- _WHAT THE EXERCISE ASKS_:
Only the lines holding the string "content" are needed. Copy each one.

- _RECORDS PROVIDED_:
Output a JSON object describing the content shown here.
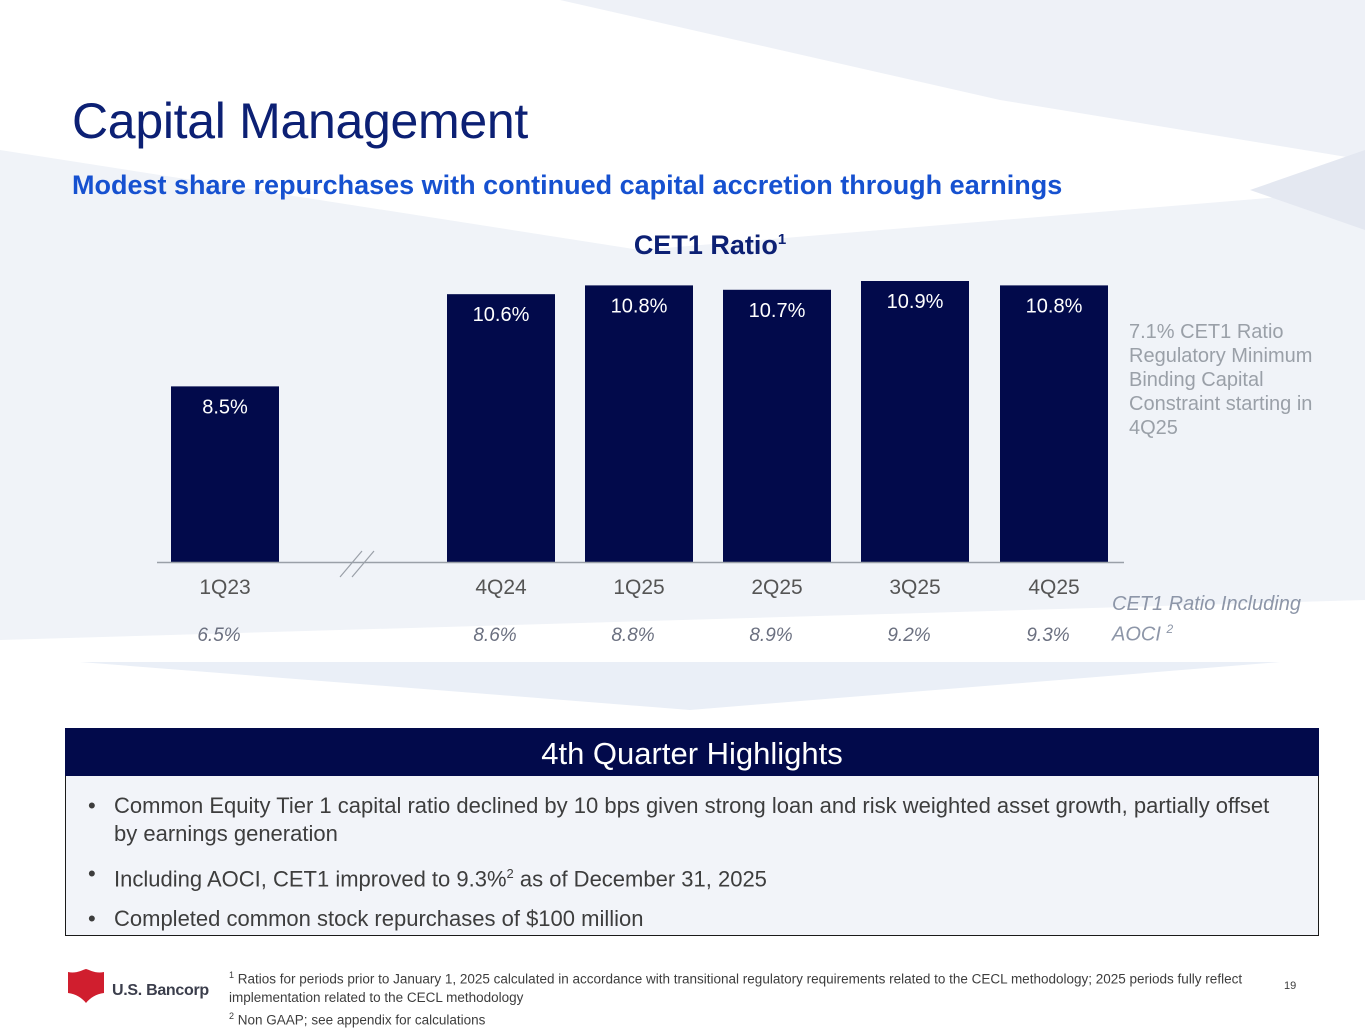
{
  "slide": {
    "title": "Capital Management",
    "subtitle": "Modest share repurchases with continued capital accretion through earnings",
    "page_number": "19"
  },
  "chart_data": {
    "type": "bar",
    "title": "CET1 Ratio",
    "title_footnote": "1",
    "categories": [
      "1Q23",
      "4Q24",
      "1Q25",
      "2Q25",
      "3Q25",
      "4Q25"
    ],
    "series": [
      {
        "name": "CET1 Ratio",
        "values": [
          8.5,
          10.6,
          10.8,
          10.7,
          10.9,
          10.8
        ],
        "labels": [
          "8.5%",
          "10.6%",
          "10.8%",
          "10.7%",
          "10.9%",
          "10.8%"
        ]
      },
      {
        "name": "CET1 Ratio Including AOCI",
        "values": [
          6.5,
          8.6,
          8.8,
          8.9,
          9.2,
          9.3
        ],
        "labels": [
          "6.5%",
          "8.6%",
          "8.8%",
          "8.9%",
          "9.2%",
          "9.3%"
        ]
      }
    ],
    "axis_break_after": "1Q23",
    "legend": "right",
    "grid": false,
    "colors": {
      "bar": "#020a4b",
      "bar_label": "#ffffff",
      "axis": "#9aa0a8",
      "category_label": "#555555",
      "aoci_label": "#6b7080"
    }
  },
  "annotations": {
    "regulatory_note": "7.1% CET1 Ratio Regulatory Minimum Binding Capital Constraint starting in 4Q25",
    "aoci_label": "CET1 Ratio Including AOCI",
    "aoci_footnote": "2"
  },
  "highlights": {
    "header": "4th Quarter Highlights",
    "items": [
      {
        "text": "Common Equity Tier 1 capital ratio declined by 10 bps given strong loan and risk weighted asset growth, partially offset by earnings generation"
      },
      {
        "text_before": "Including AOCI, CET1 improved to 9.3%",
        "footnote": "2",
        "text_after": " as of December 31, 2025"
      },
      {
        "text": "Completed common stock repurchases of $100 million"
      }
    ]
  },
  "footnotes": {
    "note1_marker": "1",
    "note1": "Ratios for periods prior to January 1, 2025 calculated in accordance with transitional regulatory requirements related to the CECL methodology; 2025 periods fully reflect implementation related to the CECL methodology",
    "note2_marker": "2",
    "note2": "Non GAAP; see appendix for calculations"
  },
  "logo": {
    "text": "U.S. Bancorp",
    "icon": "shield-logo-icon",
    "color": "#d01e2e"
  },
  "theme": {
    "title_color": "#0c2074",
    "subtitle_color": "#1651d0",
    "highlight_header_bg": "#020a4b"
  }
}
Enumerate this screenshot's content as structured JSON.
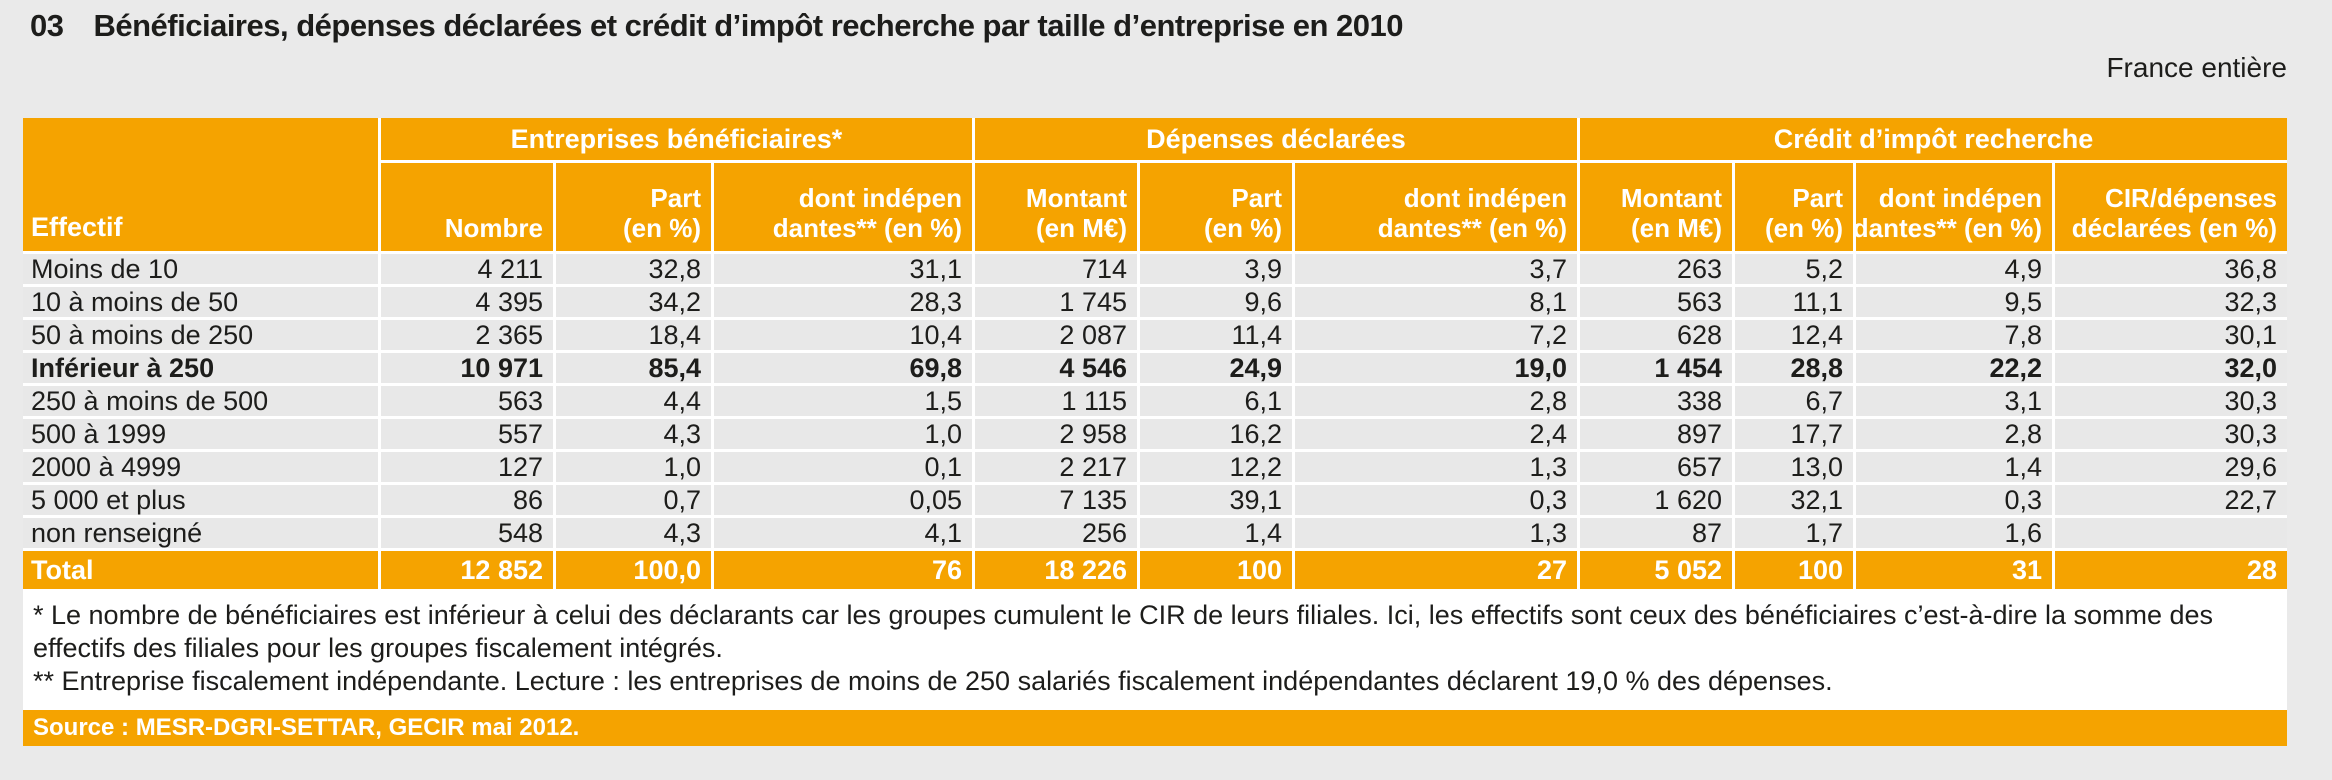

- _WRITTEN REPLY_:
Output a JSON object describing the content shown here.
Enumerate this screenshot's content as structured JSON.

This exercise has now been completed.